| What you should do |
Identify every line in the records below that contains the word "Release", and copy each of those lines.

-- Start of Material for this exercise --

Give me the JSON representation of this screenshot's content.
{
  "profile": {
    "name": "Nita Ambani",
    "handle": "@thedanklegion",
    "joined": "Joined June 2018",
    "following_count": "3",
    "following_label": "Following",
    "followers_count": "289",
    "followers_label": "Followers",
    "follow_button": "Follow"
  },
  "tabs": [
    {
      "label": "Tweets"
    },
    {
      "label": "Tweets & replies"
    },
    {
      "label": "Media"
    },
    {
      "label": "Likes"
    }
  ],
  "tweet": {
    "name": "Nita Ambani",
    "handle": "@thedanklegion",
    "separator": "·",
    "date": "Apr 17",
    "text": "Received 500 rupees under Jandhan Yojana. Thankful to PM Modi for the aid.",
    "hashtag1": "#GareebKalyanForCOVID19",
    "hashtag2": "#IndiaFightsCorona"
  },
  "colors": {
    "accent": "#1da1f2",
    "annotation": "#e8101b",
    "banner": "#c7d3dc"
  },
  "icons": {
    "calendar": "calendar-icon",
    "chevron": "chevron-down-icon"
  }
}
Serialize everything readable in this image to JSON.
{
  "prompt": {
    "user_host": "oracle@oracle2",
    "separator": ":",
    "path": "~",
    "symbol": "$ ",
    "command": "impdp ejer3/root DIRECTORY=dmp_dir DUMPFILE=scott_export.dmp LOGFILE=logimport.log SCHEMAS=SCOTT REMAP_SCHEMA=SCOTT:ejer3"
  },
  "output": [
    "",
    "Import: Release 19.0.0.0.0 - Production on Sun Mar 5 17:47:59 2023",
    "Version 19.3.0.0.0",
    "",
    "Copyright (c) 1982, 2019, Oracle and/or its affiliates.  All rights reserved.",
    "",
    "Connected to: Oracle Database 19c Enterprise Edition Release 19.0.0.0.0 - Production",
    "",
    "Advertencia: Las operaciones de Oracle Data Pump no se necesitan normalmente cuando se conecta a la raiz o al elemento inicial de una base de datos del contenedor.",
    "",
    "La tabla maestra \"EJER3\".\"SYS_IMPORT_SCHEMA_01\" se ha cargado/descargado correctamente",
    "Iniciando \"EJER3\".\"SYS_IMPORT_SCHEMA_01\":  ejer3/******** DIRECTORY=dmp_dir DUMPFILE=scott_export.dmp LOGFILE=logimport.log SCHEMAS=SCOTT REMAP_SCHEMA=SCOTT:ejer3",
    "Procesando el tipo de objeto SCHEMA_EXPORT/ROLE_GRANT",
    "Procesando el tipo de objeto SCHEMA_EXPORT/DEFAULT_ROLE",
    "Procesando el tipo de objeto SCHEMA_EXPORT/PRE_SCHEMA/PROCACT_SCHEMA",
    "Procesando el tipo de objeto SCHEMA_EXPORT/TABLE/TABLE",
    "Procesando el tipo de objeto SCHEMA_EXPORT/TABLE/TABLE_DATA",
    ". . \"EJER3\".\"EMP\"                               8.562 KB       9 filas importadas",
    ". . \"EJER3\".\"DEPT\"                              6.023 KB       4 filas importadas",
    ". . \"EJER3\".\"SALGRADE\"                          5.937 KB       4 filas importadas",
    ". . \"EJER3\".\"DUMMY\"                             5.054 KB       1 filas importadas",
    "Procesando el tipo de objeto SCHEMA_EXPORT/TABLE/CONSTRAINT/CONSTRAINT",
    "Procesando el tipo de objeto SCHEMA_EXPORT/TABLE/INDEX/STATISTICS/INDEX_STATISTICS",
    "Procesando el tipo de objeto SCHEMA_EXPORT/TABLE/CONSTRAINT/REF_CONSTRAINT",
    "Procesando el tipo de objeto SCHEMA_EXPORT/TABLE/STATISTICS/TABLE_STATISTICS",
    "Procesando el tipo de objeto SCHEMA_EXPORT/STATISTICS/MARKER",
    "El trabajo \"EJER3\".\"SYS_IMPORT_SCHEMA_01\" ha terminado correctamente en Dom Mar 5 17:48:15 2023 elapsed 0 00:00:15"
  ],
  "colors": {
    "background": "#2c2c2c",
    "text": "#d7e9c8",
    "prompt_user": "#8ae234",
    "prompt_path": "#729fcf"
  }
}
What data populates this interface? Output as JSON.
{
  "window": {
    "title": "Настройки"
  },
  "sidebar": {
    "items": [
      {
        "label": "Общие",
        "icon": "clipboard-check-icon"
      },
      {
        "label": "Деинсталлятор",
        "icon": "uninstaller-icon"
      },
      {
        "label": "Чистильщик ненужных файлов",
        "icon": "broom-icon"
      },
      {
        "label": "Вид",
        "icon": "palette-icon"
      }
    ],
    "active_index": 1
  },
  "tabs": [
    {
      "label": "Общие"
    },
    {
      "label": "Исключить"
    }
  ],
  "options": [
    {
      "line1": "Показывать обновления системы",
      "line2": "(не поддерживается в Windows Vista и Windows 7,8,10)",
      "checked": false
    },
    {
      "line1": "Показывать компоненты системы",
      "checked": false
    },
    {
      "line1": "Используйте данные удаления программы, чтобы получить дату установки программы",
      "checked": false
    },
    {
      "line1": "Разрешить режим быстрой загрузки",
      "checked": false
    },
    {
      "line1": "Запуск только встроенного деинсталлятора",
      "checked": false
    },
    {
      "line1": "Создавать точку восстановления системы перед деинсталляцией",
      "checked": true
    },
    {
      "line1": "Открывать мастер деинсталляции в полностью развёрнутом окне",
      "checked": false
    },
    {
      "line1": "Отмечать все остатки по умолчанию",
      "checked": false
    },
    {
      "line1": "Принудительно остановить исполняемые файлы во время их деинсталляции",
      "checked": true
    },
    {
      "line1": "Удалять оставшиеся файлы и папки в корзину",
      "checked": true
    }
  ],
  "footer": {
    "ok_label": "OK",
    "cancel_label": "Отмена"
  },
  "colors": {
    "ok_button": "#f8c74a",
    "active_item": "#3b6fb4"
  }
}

-- End of Material for this exercise --

| Exercise result |
    "Import: Release 19.0.0.0.0 - Production on Sun Mar 5 17:47:59 2023",
    "Connected to: Oracle Database 19c Enterprise Edition Release 19.0.0.0.0 - Production",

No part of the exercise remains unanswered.